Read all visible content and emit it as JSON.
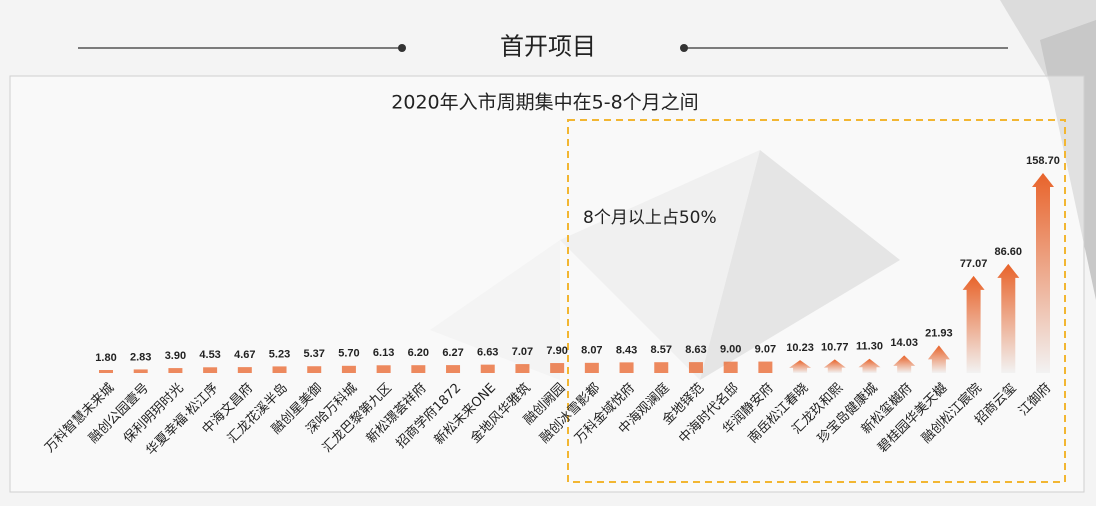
{
  "chart_data": {
    "type": "bar",
    "title": "首开项目",
    "subtitle": "2020年入市周期集中在5-8个月之间",
    "annotation": "8个月以上占50%",
    "categories": [
      "万科智慧未来城",
      "融创公园壹号",
      "保利明玥时光",
      "华夏幸福·松江序",
      "中海文昌府",
      "汇龙花溪半岛",
      "融创星美御",
      "深哈万科城",
      "汇龙巴黎第九区",
      "新松璟荟祥府",
      "招商学府1872",
      "新松未来ONE",
      "金地风华雅筑",
      "融创阙园",
      "融创冰雪影都",
      "万科金域悦府",
      "中海观澜庭",
      "金地铎范",
      "中海时代名邸",
      "华润静安府",
      "南岳松江春晓",
      "汇龙玖和熙",
      "珍宝岛健康城",
      "新松玺樾府",
      "碧桂园华美天樾",
      "融创松江宸院",
      "招商云玺",
      "江御府"
    ],
    "values": [
      1.8,
      2.83,
      3.9,
      4.53,
      4.67,
      5.23,
      5.37,
      5.7,
      6.13,
      6.2,
      6.27,
      6.63,
      7.07,
      7.9,
      8.07,
      8.43,
      8.57,
      8.63,
      9.0,
      9.07,
      10.23,
      10.77,
      11.3,
      14.03,
      21.93,
      77.07,
      86.6,
      158.7
    ],
    "value_labels": [
      "1.80",
      "2.83",
      "3.90",
      "4.53",
      "4.67",
      "5.23",
      "5.37",
      "5.70",
      "6.13",
      "6.20",
      "6.27",
      "6.63",
      "7.07",
      "7.90",
      "8.07",
      "8.43",
      "8.57",
      "8.63",
      "9.00",
      "9.07",
      "10.23",
      "10.77",
      "11.30",
      "14.03",
      "21.93",
      "77.07",
      "86.60",
      "158.70"
    ],
    "color": "#e8632a"
  }
}
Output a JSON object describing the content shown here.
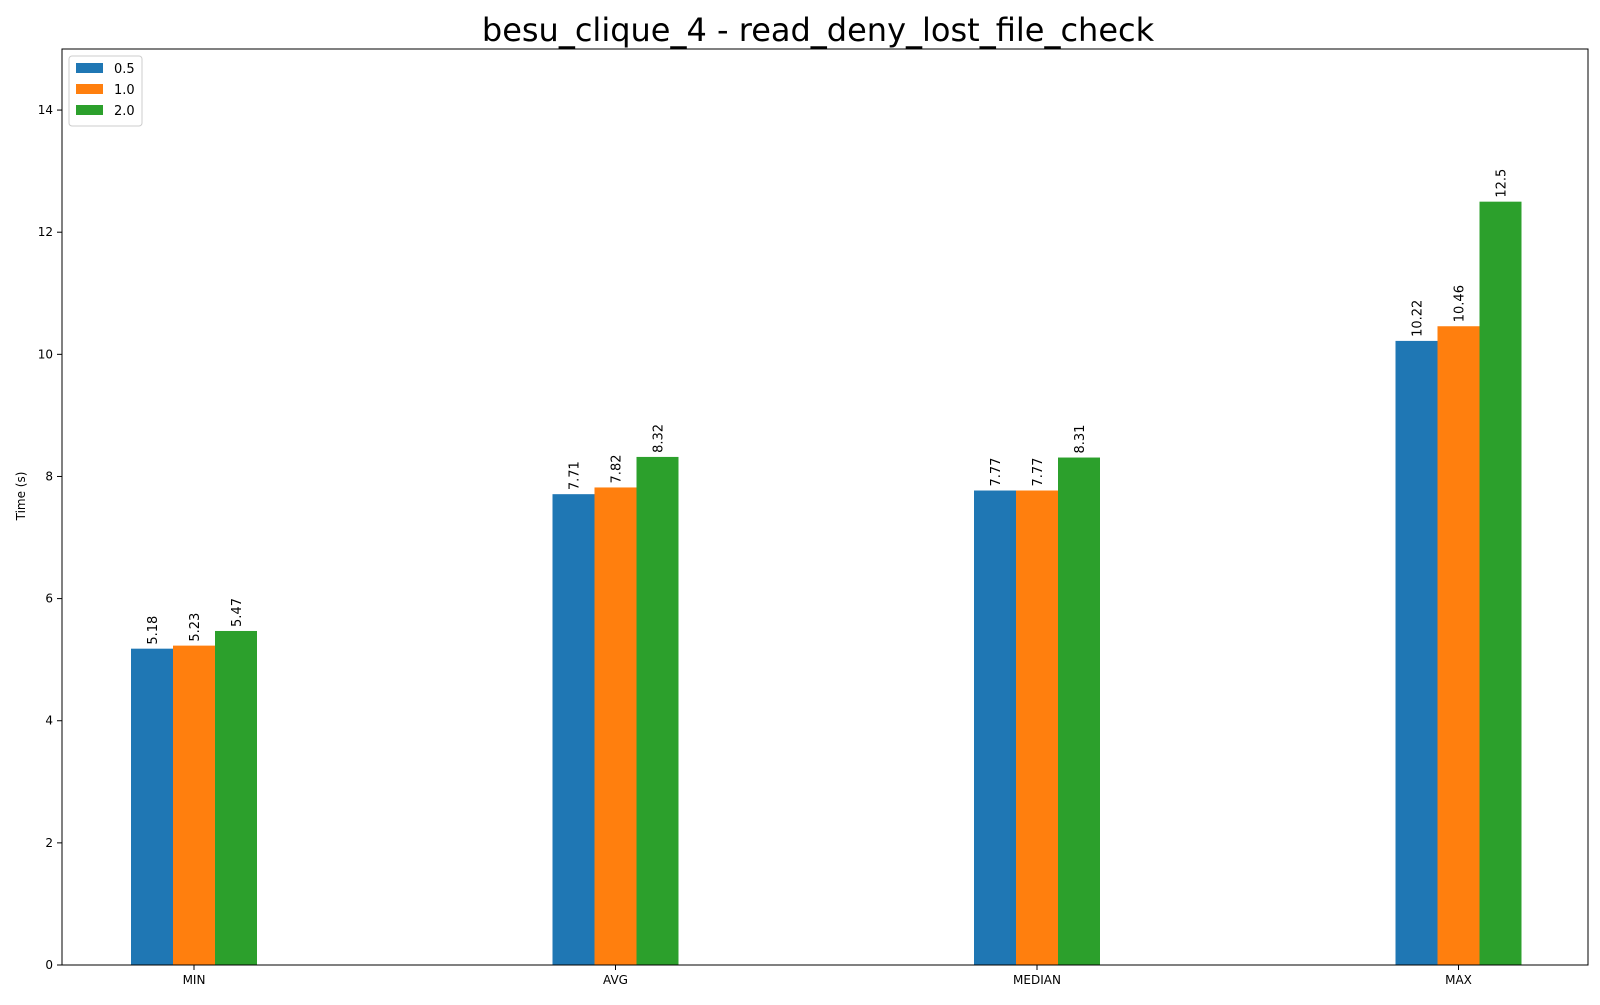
{
  "chart_data": {
    "type": "bar",
    "title": "besu_clique_4 - read_deny_lost_file_check",
    "xlabel": "",
    "ylabel": "Time (s)",
    "categories": [
      "MIN",
      "AVG",
      "MEDIAN",
      "MAX"
    ],
    "series": [
      {
        "name": "0.5",
        "values": [
          5.18,
          7.71,
          7.77,
          10.22
        ],
        "color": "#1f77b4"
      },
      {
        "name": "1.0",
        "values": [
          5.23,
          7.82,
          7.77,
          10.46
        ],
        "color": "#ff7f0e"
      },
      {
        "name": "2.0",
        "values": [
          5.47,
          8.32,
          8.31,
          12.5
        ],
        "color": "#2ca02c"
      }
    ],
    "ylim": [
      0,
      15
    ],
    "yticks": [
      "0",
      "2",
      "4",
      "6",
      "8",
      "10",
      "12",
      "14"
    ],
    "grid": false,
    "legend_position": "top-left"
  }
}
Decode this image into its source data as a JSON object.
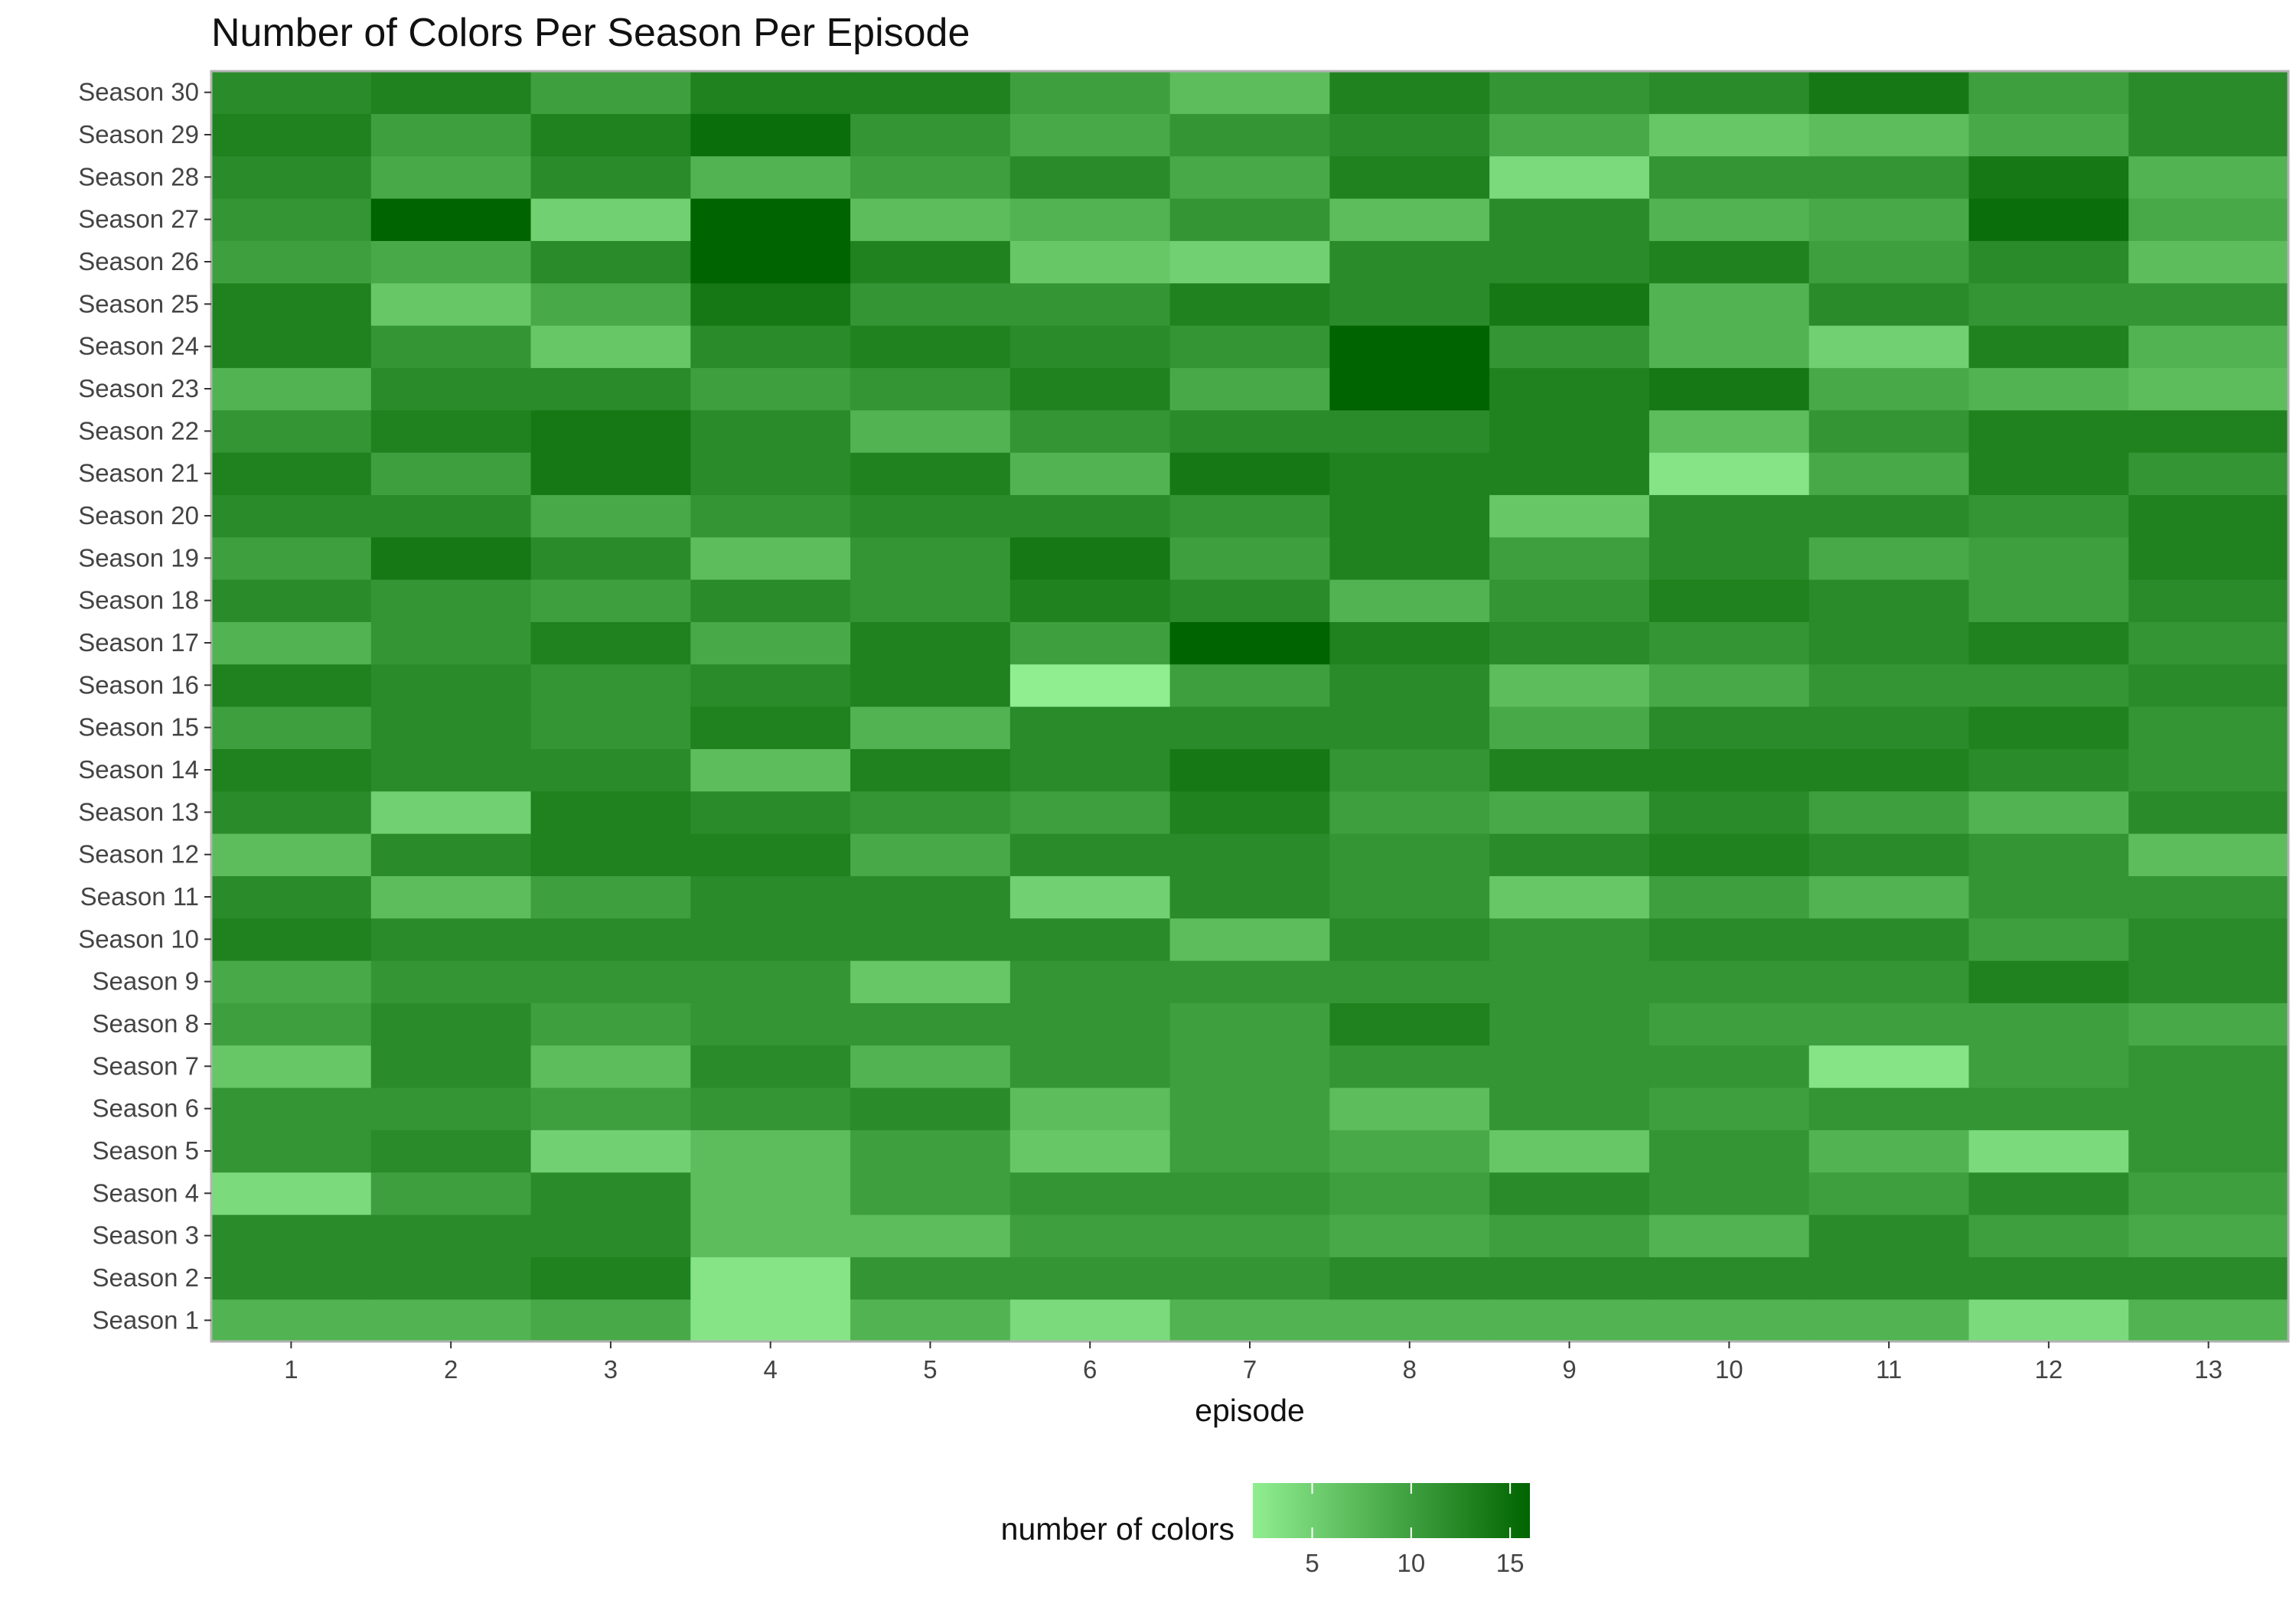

+ + +

** Brief **
Restate each entry word for word, leaving out any pictures.

** Exercise response **
Read all visible content and emit it as JSON.
{
  "chart_data": {
    "type": "bar",
    "title": "首开项目",
    "subtitle": "2020年入市周期集中在5-8个月之间",
    "annotation": "8个月以上占50%",
    "categories": [
      "万科智慧未来城",
      "融创公园壹号",
      "保利明玥时光",
      "华夏幸福·松江序",
      "中海文昌府",
      "汇龙花溪半岛",
      "融创星美御",
      "深哈万科城",
      "汇龙巴黎第九区",
      "新松璟荟祥府",
      "招商学府1872",
      "新松未来ONE",
      "金地风华雅筑",
      "融创阙园",
      "融创冰雪影都",
      "万科金域悦府",
      "中海观澜庭",
      "金地铎范",
      "中海时代名邸",
      "华润静安府",
      "南岳松江春晓",
      "汇龙玖和熙",
      "珍宝岛健康城",
      "新松玺樾府",
      "碧桂园华美天樾",
      "融创松江宸院",
      "招商云玺",
      "江御府"
    ],
    "values": [
      1.8,
      2.83,
      3.9,
      4.53,
      4.67,
      5.23,
      5.37,
      5.7,
      6.13,
      6.2,
      6.27,
      6.63,
      7.07,
      7.9,
      8.07,
      8.43,
      8.57,
      8.63,
      9.0,
      9.07,
      10.23,
      10.77,
      11.3,
      14.03,
      21.93,
      77.07,
      86.6,
      158.7
    ],
    "value_labels": [
      "1.80",
      "2.83",
      "3.90",
      "4.53",
      "4.67",
      "5.23",
      "5.37",
      "5.70",
      "6.13",
      "6.20",
      "6.27",
      "6.63",
      "7.07",
      "7.90",
      "8.07",
      "8.43",
      "8.57",
      "8.63",
      "9.00",
      "9.07",
      "10.23",
      "10.77",
      "11.30",
      "14.03",
      "21.93",
      "77.07",
      "86.60",
      "158.70"
    ],
    "color": "#e8632a"
  }
}
Output a JSON object describing the content shown here.
{
  "chart_data": {
    "type": "bar",
    "title": "besu_clique_4 - read_deny_lost_file_check",
    "xlabel": "",
    "ylabel": "Time (s)",
    "categories": [
      "MIN",
      "AVG",
      "MEDIAN",
      "MAX"
    ],
    "series": [
      {
        "name": "0.5",
        "values": [
          5.18,
          7.71,
          7.77,
          10.22
        ],
        "color": "#1f77b4"
      },
      {
        "name": "1.0",
        "values": [
          5.23,
          7.82,
          7.77,
          10.46
        ],
        "color": "#ff7f0e"
      },
      {
        "name": "2.0",
        "values": [
          5.47,
          8.32,
          8.31,
          12.5
        ],
        "color": "#2ca02c"
      }
    ],
    "ylim": [
      0,
      15
    ],
    "yticks": [
      "0",
      "2",
      "4",
      "6",
      "8",
      "10",
      "12",
      "14"
    ],
    "grid": false,
    "legend_position": "top-left"
  }
}
Decode this image into its source data as a JSON object.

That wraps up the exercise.